Work to complete: Below is a block of records; reproduce all of them exactly and leave out any pictures.

Input for this task:
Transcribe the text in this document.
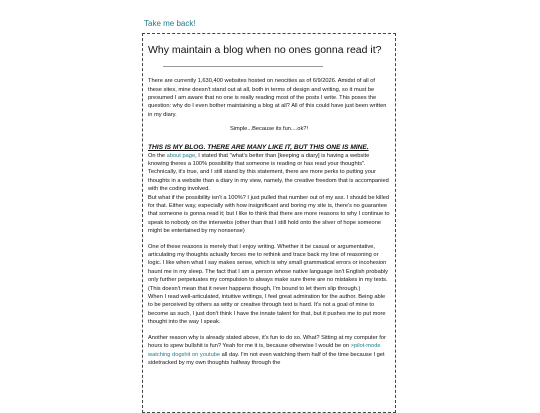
Take me back!
Why maintain a blog when no ones gonna read it?

There are currently 1,630,400 websites hosted on neocities as of 6/9/2026. Amidst of all of these sites, mine doesn't stand out at all, both in terms of design and writing, so it must be presumed I am aware that no one is really reading most of the posts I write. This poses the question: why do I even bother maintaining a blog at all? All of this could have just been written in my diary.

Simple...Because its fun....ok?!

THIS IS MY BLOG. THERE ARE MANY LIKE IT, BUT THIS ONE IS MINE.

On the about page, I stated that "what's better than [keeping a diary] is having a website knowing theres a 100% possibility that someone is reading or has read your thoughts". Technically, it's true, and I still stand by this statement, there are more perks to putting your thoughts in a website than a diary in my view, namely, the creative freedom that is accompanied with the coding involved.

But what if the possibility isn't a 100%? I just pulled that number out of my ass. I should be killed for that. Either way, especially with how insignificant and boring my site is, there's no guarantee that someone is gonna read it; but I like to think that there are more reasons to why I continue to speak to nobody on the interwebs (other than that I still hold onto the sliver of hope someone might be entertained by my nonsense)

One of these reasons is merely that I enjoy writing. Whether it be casual or argumentative, articulating my thoughts actually forces me to rethink and trace back my line of reasoning or logic. I like when what I say makes sense, which is why small grammatical errors or incohesion haunt me in my sleep. The fact that I am a person whose native language isn't English probably only further perpetuates my compulsion to always make sure there are no mistakes in my texts. (This doesn't mean that it never happens though, I'm bound to let them slip through.)

When I read well-articulated, intuitive writings, I feel great admiration for the author. Being able to be perceived by others as witty or creative through text is hard. It's not a goal of mine to become as such, I just don't think I have the innate talent for that, but it pushes me to put more thought into the way I speak.

Another reason why is already stated above, it's fun to do so. What? Sitting at my computer for hours to spew bullshit is fun? Yeah for me it is, because otherwise I would be on >pilot-mode watching dogshit on youtube all day. I'm not even watching them half of the time because I get sidetracked by my own thoughts halfway through the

Full answer:
Transcribe the text in this document.
Take me back!
Why maintain a blog when no ones gonna read it?

There are currently 1,630,400 websites hosted on neocities as of 6/9/2026. Amidst of all of these sites, mine doesn't stand out at all, both in terms of design and writing, so it must be presumed I am aware that no one is really reading most of the posts I write. This poses the question: why do I even bother maintaining a blog at all? All of this could have just been written in my diary.

Simple...Because its fun....ok?!

THIS IS MY BLOG. THERE ARE MANY LIKE IT, BUT THIS ONE IS MINE.

On the about page, I stated that "what's better than [keeping a diary] is having a website knowing theres a 100% possibility that someone is reading or has read your thoughts". Technically, it's true, and I still stand by this statement, there are more perks to putting your thoughts in a website than a diary in my view, namely, the creative freedom that is accompanied with the coding involved.

But what if the possibility isn't a 100%? I just pulled that number out of my ass. I should be killed for that. Either way, especially with how insignificant and boring my site is, there's no guarantee that someone is gonna read it; but I like to think that there are more reasons to why I continue to speak to nobody on the interwebs (other than that I still hold onto the sliver of hope someone might be entertained by my nonsense)

One of these reasons is merely that I enjoy writing. Whether it be casual or argumentative, articulating my thoughts actually forces me to rethink and trace back my line of reasoning or logic. I like when what I say makes sense, which is why small grammatical errors or incohesion haunt me in my sleep. The fact that I am a person whose native language isn't English probably only further perpetuates my compulsion to always make sure there are no mistakes in my texts. (This doesn't mean that it never happens though, I'm bound to let them slip through.)

When I read well-articulated, intuitive writings, I feel great admiration for the author. Being able to be perceived by others as witty or creative through text is hard. It's not a goal of mine to become as such, I just don't think I have the innate talent for that, but it pushes me to put more thought into the way I speak.

Another reason why is already stated above, it's fun to do so. What? Sitting at my computer for hours to spew bullshit is fun? Yeah for me it is, because otherwise I would be on >pilot-mode watching dogshit on youtube all day. I'm not even watching them half of the time because I get sidetracked by my own thoughts halfway through the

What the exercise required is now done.